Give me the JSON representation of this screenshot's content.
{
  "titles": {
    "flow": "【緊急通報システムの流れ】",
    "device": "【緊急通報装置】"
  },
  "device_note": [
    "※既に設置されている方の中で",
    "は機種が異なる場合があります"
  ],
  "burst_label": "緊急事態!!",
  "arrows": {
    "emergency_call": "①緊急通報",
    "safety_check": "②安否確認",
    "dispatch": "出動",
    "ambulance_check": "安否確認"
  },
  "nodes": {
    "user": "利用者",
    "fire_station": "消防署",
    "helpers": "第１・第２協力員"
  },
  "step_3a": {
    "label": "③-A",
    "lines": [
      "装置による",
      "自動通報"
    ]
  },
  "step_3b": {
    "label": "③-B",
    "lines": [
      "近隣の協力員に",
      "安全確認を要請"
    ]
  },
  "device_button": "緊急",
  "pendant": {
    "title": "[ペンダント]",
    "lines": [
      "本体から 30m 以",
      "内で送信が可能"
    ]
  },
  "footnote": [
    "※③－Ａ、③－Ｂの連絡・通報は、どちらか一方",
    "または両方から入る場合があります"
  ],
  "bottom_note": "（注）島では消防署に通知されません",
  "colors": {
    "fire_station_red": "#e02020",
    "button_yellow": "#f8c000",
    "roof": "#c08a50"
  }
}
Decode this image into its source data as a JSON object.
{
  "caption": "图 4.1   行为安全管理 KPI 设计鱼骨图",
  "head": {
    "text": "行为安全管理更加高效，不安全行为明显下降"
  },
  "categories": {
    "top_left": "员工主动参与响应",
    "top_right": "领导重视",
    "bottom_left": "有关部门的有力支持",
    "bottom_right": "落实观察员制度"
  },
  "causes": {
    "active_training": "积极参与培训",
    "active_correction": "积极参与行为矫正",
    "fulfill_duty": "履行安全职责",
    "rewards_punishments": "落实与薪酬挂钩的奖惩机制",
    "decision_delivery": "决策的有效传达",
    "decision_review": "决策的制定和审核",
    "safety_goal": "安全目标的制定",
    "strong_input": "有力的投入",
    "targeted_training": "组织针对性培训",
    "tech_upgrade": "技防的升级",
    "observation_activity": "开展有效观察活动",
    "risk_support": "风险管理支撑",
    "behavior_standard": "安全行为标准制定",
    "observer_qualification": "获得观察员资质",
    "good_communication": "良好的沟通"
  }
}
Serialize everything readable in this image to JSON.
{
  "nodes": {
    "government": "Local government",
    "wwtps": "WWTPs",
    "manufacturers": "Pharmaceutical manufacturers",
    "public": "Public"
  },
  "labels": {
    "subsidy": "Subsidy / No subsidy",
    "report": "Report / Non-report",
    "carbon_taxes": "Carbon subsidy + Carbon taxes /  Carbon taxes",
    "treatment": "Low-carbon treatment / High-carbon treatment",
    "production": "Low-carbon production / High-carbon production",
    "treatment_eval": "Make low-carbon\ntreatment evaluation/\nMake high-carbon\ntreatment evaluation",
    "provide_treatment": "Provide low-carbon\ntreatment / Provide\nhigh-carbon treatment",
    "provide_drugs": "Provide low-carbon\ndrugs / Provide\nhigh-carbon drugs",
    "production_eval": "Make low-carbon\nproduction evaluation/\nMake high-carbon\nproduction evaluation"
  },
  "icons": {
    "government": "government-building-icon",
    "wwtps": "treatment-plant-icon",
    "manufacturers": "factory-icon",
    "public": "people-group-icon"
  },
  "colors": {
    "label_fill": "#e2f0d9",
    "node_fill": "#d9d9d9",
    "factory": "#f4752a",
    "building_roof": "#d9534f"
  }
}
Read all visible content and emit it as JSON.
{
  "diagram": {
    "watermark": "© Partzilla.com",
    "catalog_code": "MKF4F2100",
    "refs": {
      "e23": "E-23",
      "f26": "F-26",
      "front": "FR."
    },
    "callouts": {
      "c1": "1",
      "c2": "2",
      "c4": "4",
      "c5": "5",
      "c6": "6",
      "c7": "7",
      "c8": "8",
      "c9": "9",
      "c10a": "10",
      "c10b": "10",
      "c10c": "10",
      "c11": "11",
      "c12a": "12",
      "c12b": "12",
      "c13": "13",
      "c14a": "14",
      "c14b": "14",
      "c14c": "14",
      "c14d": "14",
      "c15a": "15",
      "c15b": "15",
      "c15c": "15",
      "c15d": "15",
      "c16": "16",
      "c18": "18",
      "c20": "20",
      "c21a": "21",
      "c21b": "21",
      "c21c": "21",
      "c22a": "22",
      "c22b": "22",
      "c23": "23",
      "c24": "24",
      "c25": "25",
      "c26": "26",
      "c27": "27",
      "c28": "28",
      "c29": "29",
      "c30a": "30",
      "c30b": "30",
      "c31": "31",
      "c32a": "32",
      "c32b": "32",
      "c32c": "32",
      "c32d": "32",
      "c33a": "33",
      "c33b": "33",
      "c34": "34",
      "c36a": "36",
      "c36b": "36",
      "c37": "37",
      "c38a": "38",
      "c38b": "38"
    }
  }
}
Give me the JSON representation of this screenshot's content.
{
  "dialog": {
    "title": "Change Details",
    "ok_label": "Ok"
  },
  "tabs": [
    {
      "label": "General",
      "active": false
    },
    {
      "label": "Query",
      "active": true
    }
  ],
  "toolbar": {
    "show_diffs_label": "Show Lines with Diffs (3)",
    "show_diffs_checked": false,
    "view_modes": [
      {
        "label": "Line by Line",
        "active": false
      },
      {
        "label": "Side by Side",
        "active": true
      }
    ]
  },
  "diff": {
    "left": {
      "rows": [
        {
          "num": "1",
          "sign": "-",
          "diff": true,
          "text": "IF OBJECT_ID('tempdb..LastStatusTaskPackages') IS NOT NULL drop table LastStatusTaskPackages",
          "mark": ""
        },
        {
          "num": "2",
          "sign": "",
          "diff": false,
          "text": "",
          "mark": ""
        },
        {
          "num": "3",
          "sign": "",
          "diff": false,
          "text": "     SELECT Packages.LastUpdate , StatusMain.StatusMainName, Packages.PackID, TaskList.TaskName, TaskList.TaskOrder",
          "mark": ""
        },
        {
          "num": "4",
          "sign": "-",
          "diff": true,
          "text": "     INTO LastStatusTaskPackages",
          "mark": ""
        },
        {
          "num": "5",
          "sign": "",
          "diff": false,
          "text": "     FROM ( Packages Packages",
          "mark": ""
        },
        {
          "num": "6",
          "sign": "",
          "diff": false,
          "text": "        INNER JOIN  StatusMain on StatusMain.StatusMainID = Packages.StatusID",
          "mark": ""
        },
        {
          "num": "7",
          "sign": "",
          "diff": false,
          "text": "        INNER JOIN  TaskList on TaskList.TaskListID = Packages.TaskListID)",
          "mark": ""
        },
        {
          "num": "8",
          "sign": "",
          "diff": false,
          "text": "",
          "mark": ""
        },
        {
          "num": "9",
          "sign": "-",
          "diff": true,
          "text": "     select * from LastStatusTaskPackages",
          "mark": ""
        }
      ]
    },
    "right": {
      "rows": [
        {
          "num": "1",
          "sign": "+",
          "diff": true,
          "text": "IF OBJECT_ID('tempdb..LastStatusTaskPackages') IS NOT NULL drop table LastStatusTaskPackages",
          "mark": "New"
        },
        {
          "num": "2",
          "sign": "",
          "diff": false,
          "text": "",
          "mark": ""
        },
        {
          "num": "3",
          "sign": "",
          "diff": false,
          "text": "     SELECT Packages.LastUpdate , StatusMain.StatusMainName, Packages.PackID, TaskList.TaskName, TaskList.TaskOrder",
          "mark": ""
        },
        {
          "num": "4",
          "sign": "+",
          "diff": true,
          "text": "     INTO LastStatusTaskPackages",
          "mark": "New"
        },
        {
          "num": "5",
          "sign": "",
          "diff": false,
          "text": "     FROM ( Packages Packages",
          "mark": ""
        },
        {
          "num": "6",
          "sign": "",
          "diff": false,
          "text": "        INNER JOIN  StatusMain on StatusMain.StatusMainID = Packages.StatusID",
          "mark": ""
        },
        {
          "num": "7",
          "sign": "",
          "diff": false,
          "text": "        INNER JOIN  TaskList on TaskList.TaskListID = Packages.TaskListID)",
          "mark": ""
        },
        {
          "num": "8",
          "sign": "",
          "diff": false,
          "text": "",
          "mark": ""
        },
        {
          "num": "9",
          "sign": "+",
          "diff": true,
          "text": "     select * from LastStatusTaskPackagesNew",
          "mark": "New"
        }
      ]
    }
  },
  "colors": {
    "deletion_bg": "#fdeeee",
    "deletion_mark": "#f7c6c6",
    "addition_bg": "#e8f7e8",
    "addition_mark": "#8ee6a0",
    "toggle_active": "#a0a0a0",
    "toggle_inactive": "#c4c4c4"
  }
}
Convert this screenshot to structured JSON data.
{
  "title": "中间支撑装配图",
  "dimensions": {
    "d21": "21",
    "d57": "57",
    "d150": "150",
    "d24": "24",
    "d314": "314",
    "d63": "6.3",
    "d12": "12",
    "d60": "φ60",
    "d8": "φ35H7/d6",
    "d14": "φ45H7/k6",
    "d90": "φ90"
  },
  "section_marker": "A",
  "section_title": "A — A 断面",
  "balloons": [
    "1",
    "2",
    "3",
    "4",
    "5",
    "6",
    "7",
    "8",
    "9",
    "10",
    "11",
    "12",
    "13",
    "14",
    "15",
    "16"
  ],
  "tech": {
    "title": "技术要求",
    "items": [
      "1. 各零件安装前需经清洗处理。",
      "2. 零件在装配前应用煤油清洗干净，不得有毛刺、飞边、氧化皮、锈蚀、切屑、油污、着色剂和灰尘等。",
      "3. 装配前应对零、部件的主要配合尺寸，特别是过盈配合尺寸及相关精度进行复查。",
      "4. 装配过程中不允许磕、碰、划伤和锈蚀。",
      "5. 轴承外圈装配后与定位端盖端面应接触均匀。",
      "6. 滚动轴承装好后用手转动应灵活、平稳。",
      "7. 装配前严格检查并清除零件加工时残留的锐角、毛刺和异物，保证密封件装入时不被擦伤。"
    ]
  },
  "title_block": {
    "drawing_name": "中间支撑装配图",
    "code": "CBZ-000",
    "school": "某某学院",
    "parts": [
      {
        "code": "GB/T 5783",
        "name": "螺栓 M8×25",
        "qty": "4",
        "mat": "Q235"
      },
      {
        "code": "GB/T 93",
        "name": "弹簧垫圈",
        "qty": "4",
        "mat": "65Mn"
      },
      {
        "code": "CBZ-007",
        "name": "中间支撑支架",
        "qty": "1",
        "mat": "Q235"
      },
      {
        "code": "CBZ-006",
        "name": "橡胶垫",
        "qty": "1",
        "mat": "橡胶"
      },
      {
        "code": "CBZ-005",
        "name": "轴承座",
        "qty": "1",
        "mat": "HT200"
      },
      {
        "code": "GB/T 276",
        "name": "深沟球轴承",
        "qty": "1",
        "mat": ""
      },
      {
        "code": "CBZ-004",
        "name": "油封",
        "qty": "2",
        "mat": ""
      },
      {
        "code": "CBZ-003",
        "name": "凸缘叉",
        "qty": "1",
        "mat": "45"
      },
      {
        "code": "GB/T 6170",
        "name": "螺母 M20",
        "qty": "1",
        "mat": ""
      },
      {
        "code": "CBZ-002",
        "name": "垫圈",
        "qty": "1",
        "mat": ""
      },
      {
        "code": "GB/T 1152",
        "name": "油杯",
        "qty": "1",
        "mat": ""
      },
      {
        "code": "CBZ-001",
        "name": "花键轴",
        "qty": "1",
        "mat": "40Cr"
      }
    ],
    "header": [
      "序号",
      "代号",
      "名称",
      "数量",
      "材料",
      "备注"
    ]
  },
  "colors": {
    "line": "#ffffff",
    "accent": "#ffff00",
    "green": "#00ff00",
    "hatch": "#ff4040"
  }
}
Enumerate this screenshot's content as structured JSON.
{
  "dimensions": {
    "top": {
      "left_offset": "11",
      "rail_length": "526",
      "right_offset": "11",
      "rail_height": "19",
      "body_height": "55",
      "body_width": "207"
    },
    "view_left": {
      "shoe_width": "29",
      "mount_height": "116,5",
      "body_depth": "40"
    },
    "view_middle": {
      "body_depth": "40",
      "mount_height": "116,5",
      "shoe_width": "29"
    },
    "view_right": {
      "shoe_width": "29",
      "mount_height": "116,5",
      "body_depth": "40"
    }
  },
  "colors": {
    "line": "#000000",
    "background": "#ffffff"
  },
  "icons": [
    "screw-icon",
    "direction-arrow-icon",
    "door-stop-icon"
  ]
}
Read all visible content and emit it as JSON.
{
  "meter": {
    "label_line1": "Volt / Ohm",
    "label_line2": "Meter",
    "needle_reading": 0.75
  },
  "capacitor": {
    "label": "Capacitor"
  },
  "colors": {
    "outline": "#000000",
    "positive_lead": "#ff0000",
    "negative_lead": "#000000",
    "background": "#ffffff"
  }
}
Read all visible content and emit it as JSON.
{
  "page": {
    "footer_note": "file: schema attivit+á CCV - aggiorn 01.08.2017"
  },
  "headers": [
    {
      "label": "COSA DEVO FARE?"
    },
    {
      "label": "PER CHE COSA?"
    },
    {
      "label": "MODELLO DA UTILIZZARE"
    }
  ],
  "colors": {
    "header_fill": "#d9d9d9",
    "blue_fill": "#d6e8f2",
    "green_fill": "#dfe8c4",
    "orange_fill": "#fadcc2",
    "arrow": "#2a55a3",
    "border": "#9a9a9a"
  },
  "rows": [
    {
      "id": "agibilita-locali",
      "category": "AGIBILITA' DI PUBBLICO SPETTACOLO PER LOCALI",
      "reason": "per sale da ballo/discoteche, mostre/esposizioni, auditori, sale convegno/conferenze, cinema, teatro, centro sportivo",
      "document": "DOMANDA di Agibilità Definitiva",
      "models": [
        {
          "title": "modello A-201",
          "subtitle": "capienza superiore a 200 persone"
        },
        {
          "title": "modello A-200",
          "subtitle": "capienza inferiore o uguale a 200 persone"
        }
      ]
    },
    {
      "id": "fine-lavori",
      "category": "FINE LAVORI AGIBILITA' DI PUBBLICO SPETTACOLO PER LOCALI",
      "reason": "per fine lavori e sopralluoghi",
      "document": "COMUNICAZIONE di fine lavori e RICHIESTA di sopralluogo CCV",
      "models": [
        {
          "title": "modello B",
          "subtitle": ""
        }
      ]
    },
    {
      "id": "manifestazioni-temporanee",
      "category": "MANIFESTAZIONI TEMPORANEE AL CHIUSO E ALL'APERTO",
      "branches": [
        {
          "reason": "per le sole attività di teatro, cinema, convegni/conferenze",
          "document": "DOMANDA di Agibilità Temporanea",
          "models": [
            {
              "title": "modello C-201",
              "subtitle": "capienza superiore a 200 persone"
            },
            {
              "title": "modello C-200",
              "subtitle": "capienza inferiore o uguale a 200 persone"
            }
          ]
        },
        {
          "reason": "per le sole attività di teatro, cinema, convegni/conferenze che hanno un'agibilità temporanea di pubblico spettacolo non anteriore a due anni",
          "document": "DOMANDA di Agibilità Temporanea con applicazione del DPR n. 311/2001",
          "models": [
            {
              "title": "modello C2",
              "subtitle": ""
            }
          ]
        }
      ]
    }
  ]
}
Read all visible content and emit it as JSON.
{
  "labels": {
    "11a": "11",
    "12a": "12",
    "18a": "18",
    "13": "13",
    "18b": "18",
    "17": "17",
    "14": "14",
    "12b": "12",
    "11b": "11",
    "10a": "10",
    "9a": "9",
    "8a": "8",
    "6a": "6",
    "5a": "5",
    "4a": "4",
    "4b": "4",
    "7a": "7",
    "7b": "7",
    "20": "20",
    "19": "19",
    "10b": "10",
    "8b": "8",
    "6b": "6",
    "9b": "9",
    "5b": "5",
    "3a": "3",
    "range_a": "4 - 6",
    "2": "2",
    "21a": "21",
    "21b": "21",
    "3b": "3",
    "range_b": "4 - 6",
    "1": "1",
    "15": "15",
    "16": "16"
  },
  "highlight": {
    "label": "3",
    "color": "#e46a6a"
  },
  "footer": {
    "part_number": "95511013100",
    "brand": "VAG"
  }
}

▸ **Short task**
Identify the lines in the entries that hold "nhigh" and return each one.

▸ **Worked answer**
    "provide_treatment": "Provide low-carbon\ntreatment / Provide\nhigh-carbon treatment",
    "provide_drugs": "Provide low-carbon\ndrugs / Provide\nhigh-carbon drugs",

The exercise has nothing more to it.